* _Short problem_:
Look through the listing and locate every line containing the word "code"; copy those lines.
--- start Given data ---
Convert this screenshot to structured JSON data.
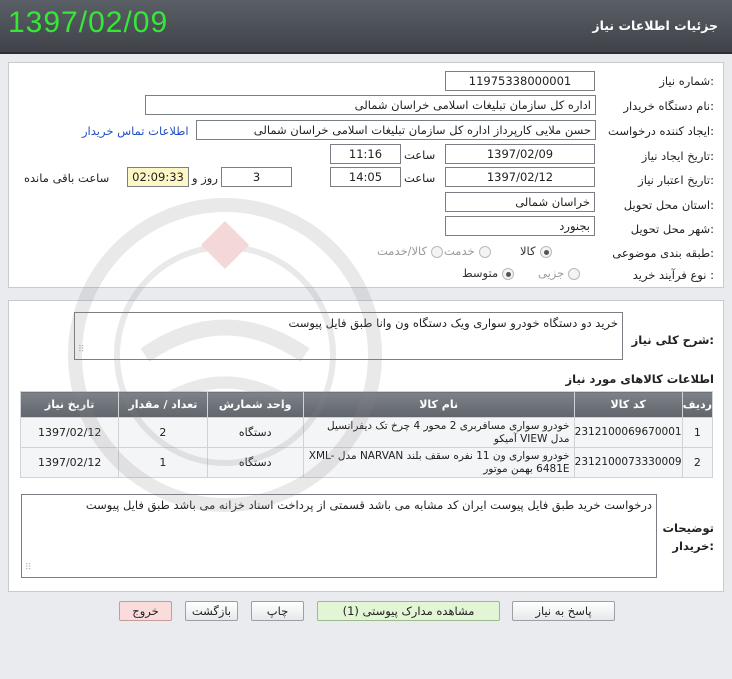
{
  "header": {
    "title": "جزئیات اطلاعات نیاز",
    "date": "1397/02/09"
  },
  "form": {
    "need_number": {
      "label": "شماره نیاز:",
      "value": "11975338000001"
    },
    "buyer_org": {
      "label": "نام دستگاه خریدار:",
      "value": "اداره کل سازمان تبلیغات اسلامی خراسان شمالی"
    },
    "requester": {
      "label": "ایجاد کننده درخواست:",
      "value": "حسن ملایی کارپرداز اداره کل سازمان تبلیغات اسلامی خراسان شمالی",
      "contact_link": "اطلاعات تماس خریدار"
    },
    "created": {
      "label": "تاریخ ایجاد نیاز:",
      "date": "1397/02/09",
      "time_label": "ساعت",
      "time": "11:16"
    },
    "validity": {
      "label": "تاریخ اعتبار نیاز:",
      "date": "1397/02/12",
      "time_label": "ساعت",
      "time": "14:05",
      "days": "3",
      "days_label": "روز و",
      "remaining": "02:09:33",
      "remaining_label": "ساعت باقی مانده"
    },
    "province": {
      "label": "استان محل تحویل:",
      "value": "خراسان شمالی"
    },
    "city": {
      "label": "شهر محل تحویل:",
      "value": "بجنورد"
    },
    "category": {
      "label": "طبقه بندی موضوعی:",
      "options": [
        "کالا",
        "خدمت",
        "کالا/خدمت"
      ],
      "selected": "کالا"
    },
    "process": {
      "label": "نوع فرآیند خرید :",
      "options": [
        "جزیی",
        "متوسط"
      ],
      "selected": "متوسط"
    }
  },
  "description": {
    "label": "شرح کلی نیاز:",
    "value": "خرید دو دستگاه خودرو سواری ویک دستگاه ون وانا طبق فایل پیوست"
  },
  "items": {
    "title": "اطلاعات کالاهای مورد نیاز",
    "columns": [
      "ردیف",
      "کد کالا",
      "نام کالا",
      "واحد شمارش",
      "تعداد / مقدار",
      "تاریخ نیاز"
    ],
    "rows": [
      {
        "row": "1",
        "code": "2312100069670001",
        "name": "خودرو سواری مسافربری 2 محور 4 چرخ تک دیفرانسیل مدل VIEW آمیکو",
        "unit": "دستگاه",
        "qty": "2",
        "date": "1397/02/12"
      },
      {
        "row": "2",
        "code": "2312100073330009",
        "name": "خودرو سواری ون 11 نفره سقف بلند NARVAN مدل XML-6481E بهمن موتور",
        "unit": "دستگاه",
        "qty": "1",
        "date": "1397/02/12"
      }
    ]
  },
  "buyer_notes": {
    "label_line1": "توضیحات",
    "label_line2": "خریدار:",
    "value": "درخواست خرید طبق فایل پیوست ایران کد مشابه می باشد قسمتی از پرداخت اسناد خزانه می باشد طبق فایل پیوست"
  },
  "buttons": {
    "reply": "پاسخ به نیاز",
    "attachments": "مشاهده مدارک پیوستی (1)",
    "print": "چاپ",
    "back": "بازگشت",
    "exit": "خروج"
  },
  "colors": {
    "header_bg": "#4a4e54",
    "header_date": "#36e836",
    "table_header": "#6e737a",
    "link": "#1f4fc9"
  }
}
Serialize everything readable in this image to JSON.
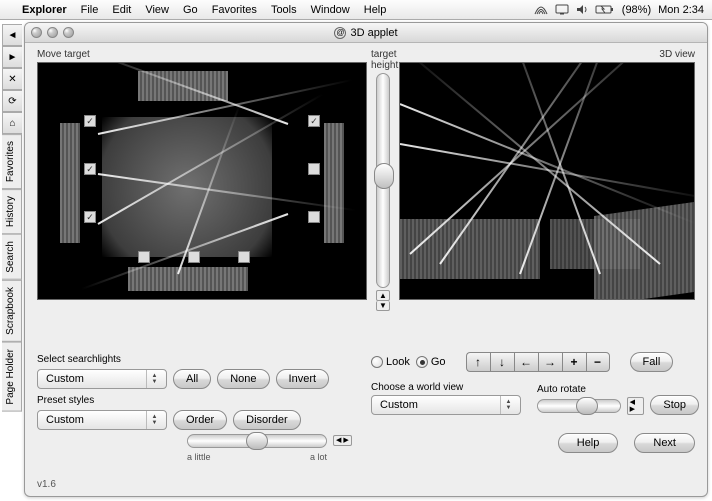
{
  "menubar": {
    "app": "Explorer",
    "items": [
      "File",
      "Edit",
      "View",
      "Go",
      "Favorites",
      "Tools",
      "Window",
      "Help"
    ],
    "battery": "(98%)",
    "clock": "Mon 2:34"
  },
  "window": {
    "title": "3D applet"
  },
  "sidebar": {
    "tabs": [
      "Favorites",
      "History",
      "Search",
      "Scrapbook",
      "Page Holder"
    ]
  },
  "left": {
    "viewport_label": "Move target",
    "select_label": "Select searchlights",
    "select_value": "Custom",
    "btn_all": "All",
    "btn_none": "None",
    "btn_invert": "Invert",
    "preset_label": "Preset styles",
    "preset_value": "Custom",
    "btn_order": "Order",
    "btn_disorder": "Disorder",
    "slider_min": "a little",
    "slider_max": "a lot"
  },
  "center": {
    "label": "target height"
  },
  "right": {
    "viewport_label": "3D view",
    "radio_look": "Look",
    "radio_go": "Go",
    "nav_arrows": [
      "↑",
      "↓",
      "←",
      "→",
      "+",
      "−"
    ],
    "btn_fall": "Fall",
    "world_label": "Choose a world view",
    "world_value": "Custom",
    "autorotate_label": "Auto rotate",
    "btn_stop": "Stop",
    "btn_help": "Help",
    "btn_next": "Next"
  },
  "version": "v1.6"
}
--- end Given data ---
--- start Given data ---
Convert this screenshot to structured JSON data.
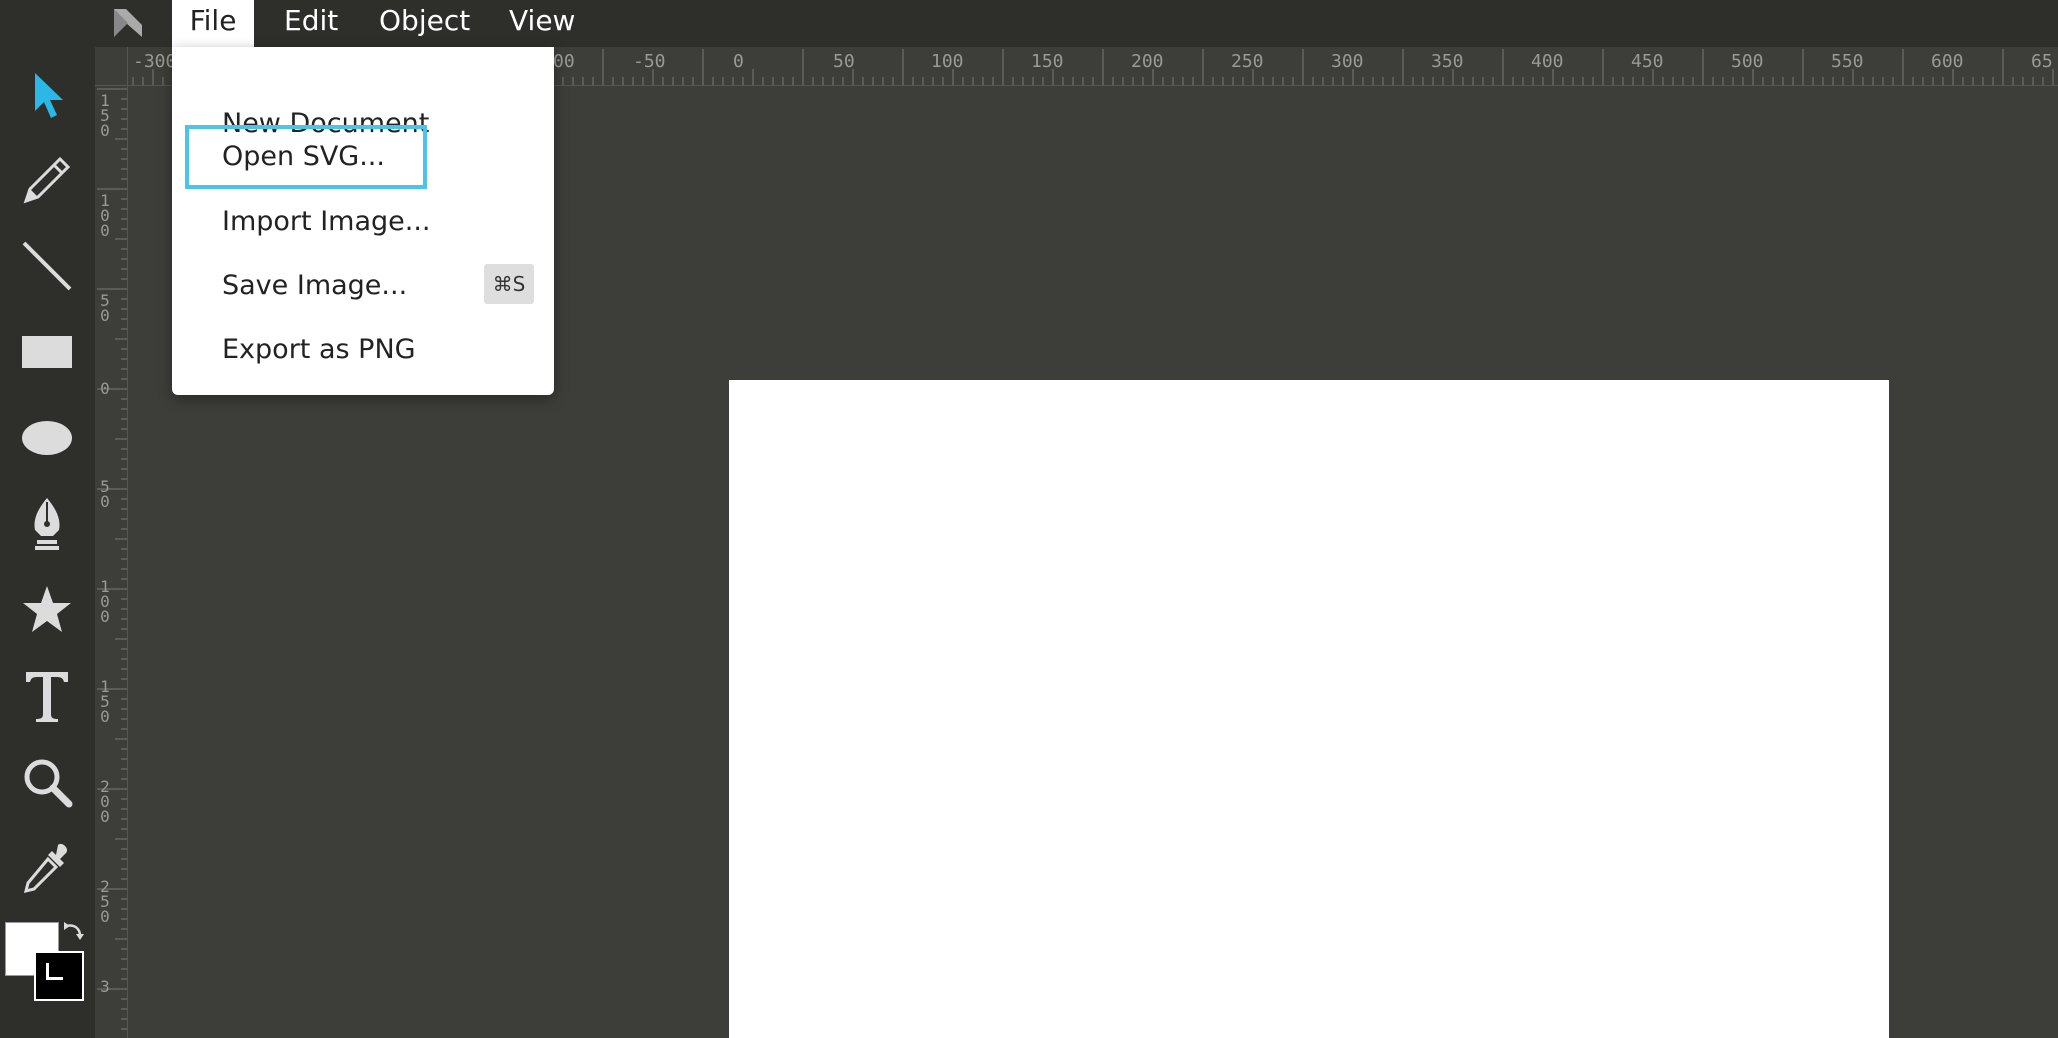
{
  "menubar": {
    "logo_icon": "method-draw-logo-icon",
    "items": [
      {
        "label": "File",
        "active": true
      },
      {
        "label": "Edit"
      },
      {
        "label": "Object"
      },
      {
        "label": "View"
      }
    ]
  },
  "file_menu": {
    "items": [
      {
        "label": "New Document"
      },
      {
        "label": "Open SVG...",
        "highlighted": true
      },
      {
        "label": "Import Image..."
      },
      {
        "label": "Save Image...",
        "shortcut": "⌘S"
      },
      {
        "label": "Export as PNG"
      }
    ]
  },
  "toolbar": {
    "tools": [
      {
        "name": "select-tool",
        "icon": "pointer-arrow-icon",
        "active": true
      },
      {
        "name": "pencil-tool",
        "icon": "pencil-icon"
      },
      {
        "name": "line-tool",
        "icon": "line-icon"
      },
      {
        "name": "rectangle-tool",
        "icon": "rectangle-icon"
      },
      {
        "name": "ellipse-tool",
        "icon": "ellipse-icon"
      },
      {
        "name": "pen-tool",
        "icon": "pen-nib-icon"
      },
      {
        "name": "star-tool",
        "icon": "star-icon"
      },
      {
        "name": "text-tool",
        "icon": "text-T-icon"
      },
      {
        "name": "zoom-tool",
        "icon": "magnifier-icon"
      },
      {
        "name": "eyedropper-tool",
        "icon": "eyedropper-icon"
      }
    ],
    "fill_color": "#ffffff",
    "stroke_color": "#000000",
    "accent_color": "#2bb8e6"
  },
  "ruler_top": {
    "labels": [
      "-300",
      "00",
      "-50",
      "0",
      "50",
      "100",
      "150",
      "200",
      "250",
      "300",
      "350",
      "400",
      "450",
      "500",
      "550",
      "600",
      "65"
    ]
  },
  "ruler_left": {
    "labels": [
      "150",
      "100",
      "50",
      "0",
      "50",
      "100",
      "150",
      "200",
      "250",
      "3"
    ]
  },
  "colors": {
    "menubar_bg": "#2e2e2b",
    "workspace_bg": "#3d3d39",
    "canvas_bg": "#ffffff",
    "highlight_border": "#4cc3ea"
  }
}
--- end Given data ---
* _Right answer_:
        "code": "2312100069670001",
        "code": "2312100073330009",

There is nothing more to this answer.